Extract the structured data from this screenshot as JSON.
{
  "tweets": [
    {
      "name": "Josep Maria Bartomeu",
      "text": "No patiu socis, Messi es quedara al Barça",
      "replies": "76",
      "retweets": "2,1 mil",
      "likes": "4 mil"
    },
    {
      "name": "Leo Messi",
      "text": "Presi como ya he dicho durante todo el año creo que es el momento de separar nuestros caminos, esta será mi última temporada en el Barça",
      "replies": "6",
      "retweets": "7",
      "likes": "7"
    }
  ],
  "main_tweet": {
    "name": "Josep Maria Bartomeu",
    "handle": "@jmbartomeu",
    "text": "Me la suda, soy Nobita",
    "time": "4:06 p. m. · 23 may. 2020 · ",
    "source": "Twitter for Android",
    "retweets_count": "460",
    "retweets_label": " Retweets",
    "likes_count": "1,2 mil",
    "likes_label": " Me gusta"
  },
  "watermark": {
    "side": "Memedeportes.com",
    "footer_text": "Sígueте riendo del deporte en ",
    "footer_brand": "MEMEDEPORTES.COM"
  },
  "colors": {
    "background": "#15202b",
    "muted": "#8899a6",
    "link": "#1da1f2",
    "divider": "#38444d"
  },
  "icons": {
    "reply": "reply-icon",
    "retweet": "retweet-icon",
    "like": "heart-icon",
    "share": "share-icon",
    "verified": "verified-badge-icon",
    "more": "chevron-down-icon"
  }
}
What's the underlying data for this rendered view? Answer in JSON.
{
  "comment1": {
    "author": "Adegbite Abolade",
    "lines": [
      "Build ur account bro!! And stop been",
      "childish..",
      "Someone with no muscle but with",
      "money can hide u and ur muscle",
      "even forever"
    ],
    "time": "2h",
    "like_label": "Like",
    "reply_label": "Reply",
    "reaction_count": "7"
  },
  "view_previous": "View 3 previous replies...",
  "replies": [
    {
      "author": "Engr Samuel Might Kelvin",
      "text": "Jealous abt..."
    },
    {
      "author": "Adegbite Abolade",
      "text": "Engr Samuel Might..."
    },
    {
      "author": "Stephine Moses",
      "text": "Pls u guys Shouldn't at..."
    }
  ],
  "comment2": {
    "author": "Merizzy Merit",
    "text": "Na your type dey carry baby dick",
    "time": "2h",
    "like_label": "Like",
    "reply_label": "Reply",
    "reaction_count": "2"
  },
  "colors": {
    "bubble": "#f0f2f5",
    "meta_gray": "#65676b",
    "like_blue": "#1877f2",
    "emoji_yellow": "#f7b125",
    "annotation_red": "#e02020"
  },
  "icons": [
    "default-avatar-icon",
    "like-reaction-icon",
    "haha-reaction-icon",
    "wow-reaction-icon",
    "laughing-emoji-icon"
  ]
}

Work to be completed
The listing above should be transcribed in full, exactly as written.

Completed exercise
Extract the structured data from this screenshot as JSON.
{
  "tweets": [
    {
      "name": "Josep Maria Bartomeu",
      "text": "No patiu socis, Messi es quedara al Barça",
      "replies": "76",
      "retweets": "2,1 mil",
      "likes": "4 mil"
    },
    {
      "name": "Leo Messi",
      "text": "Presi como ya he dicho durante todo el año creo que es el momento de separar nuestros caminos, esta será mi última temporada en el Barça",
      "replies": "6",
      "retweets": "7",
      "likes": "7"
    }
  ],
  "main_tweet": {
    "name": "Josep Maria Bartomeu",
    "handle": "@jmbartomeu",
    "text": "Me la suda, soy Nobita",
    "time": "4:06 p. m. · 23 may. 2020 · ",
    "source": "Twitter for Android",
    "retweets_count": "460",
    "retweets_label": " Retweets",
    "likes_count": "1,2 mil",
    "likes_label": " Me gusta"
  },
  "watermark": {
    "side": "Memedeportes.com",
    "footer_text": "Sígueте riendo del deporte en ",
    "footer_brand": "MEMEDEPORTES.COM"
  },
  "colors": {
    "background": "#15202b",
    "muted": "#8899a6",
    "link": "#1da1f2",
    "divider": "#38444d"
  },
  "icons": {
    "reply": "reply-icon",
    "retweet": "retweet-icon",
    "like": "heart-icon",
    "share": "share-icon",
    "verified": "verified-badge-icon",
    "more": "chevron-down-icon"
  }
}
What's the underlying data for this rendered view? Answer in JSON.
{
  "comment1": {
    "author": "Adegbite Abolade",
    "lines": [
      "Build ur account bro!! And stop been",
      "childish..",
      "Someone with no muscle but with",
      "money can hide u and ur muscle",
      "even forever"
    ],
    "time": "2h",
    "like_label": "Like",
    "reply_label": "Reply",
    "reaction_count": "7"
  },
  "view_previous": "View 3 previous replies...",
  "replies": [
    {
      "author": "Engr Samuel Might Kelvin",
      "text": "Jealous abt..."
    },
    {
      "author": "Adegbite Abolade",
      "text": "Engr Samuel Might..."
    },
    {
      "author": "Stephine Moses",
      "text": "Pls u guys Shouldn't at..."
    }
  ],
  "comment2": {
    "author": "Merizzy Merit",
    "text": "Na your type dey carry baby dick",
    "time": "2h",
    "like_label": "Like",
    "reply_label": "Reply",
    "reaction_count": "2"
  },
  "colors": {
    "bubble": "#f0f2f5",
    "meta_gray": "#65676b",
    "like_blue": "#1877f2",
    "emoji_yellow": "#f7b125",
    "annotation_red": "#e02020"
  },
  "icons": [
    "default-avatar-icon",
    "like-reaction-icon",
    "haha-reaction-icon",
    "wow-reaction-icon",
    "laughing-emoji-icon"
  ]
}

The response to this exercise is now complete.